What to do:
**1.** In the text below on yoga for the sacroiliac joint, which two standing poses should you focus on?
**2.** Please list every asana named in the sentence of the sacroiliac joint text that begins "Other asanas which can help".
**3.** Pick up the text on yoga for the sacroiliac joint after its last sentence and carry it forward.

Strenghtening vs streching
The sacroiliac joint remains healthier if it is not stretched too much. In fact, focusing on creating stability is the key to preventing overstretching and thus remaining pain free in the sacroiliac joint.
Yoga not only can help strengthen around the joint, as well as provide the awareness necessary to help you prevent future problems.
Backbends and Standing poses
Strengthening the muscles around the SI joint so as to prevent future problems can be accomplished by practicing simple backbends and standing poses. Backbends, such as Dhanurasana (Bow Pose), in which the pelvis moves forward and contracts the posterior muscles. This helps move the sacroiliac into place and also strengthens the muscles of the lower back and hip, which can then help to hold it there.
Standing poses can help strengthen the area around the sacroiliac joint. Focus on Trikonasana (Triangle Pose) and Utthita Parsvakonasana (Extended Side Angle Pose), as these poses strengthen the rotator and gluteal muscles that help to stabilize the area of the SI joint. Remember that you want the area to be strong and supported by contraction of the powerful muscle groups of the pelvis and hip, like the gluteals and rotators.
Other asanas which can help to stabilise and protect the Sacroiliac joint are Vasistasana, Anantasana, Purvottanasana, Navasana (especially Parvritta Navasana), Astavakrasana, Parsvabakasana, as well as abdominal strengthening. It is important to do these in ratios balanced between the front, back and sides of the body.
Core body strength should always be greater than leg strength and if your yoga practice consists mainly of leg strengthening postures, you are creating strength imbalance between the legs and the core which may come back to haunt you in the form of Sacroiliac dysfunction.
When it comes to twists, the only way to prevent further injury and discomfort is to meticulously move the pelvis and sacrum together preventing the separation between them.

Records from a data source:
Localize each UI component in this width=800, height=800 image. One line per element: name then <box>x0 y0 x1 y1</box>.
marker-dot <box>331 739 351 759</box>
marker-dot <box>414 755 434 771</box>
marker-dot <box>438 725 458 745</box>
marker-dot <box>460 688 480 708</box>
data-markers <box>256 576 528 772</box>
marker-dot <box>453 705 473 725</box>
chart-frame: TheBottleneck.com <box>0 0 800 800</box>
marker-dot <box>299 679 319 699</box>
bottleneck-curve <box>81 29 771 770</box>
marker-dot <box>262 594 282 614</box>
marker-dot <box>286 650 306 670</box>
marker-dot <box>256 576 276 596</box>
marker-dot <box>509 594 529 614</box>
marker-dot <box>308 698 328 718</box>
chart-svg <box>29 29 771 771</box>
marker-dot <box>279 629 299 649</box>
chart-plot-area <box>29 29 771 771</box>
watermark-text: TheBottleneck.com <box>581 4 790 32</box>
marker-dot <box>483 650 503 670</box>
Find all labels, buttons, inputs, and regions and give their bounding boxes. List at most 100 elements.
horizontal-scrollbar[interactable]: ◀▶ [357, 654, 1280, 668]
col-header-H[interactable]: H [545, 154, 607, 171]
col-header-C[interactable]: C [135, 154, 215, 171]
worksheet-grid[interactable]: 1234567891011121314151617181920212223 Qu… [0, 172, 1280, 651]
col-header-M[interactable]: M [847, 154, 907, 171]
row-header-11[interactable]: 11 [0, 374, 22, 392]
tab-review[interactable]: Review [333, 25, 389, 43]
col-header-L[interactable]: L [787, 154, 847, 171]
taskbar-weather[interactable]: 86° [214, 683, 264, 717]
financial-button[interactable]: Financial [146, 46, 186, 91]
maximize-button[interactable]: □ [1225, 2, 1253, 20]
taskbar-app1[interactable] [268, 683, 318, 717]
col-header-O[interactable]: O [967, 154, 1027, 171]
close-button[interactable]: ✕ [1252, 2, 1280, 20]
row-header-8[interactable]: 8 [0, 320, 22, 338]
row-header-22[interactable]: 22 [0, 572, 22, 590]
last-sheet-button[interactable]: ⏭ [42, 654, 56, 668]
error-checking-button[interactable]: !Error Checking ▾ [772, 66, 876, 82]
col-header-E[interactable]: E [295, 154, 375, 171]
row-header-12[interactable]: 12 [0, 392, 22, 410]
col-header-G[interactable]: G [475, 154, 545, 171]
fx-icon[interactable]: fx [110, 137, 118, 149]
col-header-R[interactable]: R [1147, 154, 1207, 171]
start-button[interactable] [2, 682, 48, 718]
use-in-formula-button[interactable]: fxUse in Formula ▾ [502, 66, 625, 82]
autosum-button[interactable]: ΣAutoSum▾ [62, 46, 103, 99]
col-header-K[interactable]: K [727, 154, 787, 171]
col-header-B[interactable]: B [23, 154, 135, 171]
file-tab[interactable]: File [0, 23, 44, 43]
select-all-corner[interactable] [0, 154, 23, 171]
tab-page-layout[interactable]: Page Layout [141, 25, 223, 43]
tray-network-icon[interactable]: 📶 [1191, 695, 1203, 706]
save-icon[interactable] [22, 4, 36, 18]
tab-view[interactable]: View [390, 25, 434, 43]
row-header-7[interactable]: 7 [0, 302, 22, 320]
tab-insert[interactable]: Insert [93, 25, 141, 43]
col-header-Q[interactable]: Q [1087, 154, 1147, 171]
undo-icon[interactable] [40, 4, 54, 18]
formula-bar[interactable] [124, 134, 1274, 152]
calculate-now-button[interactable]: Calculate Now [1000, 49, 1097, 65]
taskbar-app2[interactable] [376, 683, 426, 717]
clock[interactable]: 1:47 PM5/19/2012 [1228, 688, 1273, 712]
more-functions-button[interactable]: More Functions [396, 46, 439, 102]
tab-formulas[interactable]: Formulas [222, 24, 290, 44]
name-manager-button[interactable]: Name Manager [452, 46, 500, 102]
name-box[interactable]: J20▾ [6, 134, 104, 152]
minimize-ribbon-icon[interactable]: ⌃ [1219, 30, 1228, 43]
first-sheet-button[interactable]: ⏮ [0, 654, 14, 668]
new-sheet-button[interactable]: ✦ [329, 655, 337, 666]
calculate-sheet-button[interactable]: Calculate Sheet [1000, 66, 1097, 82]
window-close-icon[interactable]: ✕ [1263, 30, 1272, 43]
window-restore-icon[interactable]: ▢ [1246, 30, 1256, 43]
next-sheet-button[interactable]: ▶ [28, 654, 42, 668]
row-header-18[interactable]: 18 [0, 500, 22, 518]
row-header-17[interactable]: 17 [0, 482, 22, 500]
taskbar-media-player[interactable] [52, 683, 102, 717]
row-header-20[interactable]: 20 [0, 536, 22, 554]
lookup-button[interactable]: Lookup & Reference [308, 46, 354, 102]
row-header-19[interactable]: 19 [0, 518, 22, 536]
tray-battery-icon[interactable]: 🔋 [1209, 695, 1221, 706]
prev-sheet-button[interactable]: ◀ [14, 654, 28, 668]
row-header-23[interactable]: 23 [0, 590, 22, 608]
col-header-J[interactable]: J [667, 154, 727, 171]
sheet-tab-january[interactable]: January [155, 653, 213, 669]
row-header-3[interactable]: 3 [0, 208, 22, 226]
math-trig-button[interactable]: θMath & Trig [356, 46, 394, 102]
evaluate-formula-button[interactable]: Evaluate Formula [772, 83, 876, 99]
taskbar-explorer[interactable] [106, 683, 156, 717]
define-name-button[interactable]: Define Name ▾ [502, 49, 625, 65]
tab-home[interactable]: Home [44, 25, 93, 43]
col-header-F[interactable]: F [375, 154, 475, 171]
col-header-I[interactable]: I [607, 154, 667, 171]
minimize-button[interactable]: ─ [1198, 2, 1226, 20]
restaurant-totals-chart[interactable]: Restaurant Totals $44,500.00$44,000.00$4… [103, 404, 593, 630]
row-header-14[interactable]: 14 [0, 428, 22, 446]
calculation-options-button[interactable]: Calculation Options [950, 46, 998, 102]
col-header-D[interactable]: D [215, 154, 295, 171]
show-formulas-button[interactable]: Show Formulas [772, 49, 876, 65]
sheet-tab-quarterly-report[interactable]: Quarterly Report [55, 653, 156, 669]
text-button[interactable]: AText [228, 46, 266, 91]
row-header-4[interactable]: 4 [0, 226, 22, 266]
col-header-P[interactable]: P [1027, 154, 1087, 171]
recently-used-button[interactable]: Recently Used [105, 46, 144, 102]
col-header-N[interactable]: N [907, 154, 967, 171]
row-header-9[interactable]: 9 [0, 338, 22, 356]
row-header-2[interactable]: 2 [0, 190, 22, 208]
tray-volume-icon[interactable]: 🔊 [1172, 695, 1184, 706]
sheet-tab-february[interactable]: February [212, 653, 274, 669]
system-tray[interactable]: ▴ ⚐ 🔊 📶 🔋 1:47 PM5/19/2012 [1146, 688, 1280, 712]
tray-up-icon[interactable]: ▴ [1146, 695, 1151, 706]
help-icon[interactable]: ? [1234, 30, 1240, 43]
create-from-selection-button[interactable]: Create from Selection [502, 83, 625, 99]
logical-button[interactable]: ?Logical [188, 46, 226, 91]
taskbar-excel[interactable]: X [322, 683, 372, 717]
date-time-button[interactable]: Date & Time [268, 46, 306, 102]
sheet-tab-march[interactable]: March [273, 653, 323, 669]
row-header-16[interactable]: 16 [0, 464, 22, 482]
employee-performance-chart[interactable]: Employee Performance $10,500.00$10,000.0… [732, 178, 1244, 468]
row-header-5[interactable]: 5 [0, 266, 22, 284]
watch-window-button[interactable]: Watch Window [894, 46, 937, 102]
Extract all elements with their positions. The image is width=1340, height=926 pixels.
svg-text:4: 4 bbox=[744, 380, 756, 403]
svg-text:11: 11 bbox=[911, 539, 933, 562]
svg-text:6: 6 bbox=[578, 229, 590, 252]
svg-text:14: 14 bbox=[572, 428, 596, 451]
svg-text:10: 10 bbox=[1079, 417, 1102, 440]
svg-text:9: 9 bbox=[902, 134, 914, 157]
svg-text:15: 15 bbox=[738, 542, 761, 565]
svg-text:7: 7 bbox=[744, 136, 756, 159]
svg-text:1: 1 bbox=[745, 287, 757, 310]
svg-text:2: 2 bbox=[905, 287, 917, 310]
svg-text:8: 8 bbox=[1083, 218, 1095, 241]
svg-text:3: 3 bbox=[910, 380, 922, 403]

Answer set:
**1.** Trikonasana (Triangle Pose) and Utthita Parsvakonasana (Extended Side Angle Pose).

**2.** Vasistasana, Anantasana, Purvottanasana, Navasana, Parvritta Navasana, Astavakrasana, Parsvabakasana

**3.**
Popular forward bending poses—such as Janu Sirsasana (Head-to-Knee Pose), Baddha Konasana (Bound Angle Pose), and Upavistha Konasana (Wide-Angle Seated Forward Bend)—also can be tricky. Remember that sitting in and of itself “unlocks” the sacrum and the ilium. If additional stress is then placed on the joint, discomfort and/or injury could occur. To avoid this, you need to be mindful of a few minor details while doing the poses. For example, in Janu Sirsasana, the critical side of the asana is the one with the bent knee. As you begin to bend forward, the spine moves while the pelvis and sacrum tend to remain behind, especially on the side with the knee drawn back. This kind of separation is, by definition, sacroiliac dysfunction.
When you practice Janu Sirsasana, be sure the pelvis moves forward with the spine. If you strongly bring the bent-knee side of the pelvis forward, it will help to unite the joint and heal the problem. During a therapeutic period, you may want to practice the pose with the foot touching the opposite knee instead of the inner thigh to further reduce the torque .
Both Baddha Konasana and Upavistha Konasana unlock the sacroiliac joint and potentially strain the transverse ligaments of the sacrum, particularly if you bend forward. If you have SI problems, it’s wise to skip these poses during acute flare-ups of pain. At other times, place a firm, rolled blanket under the outer thighs in Baddha Konasana, especially if you are supple. The blanket reduces the stress that the weight of the thighs places on the SI joint.
Lets see an example how muscles and fascia also confer stability to the joint. The figures below illustrates the relationship between the erector spinae muscles of the back and the muscles of the pelvic floor. You can see that the erector spinae muscles draw the sacrum into flexion (nutation) and the muscles of the pelvic floor (especially the pubococcygeus) draw the bone into extension (counter-nutation). Simultaneously engaging these muscles creates opposing forces that stabilize the joint.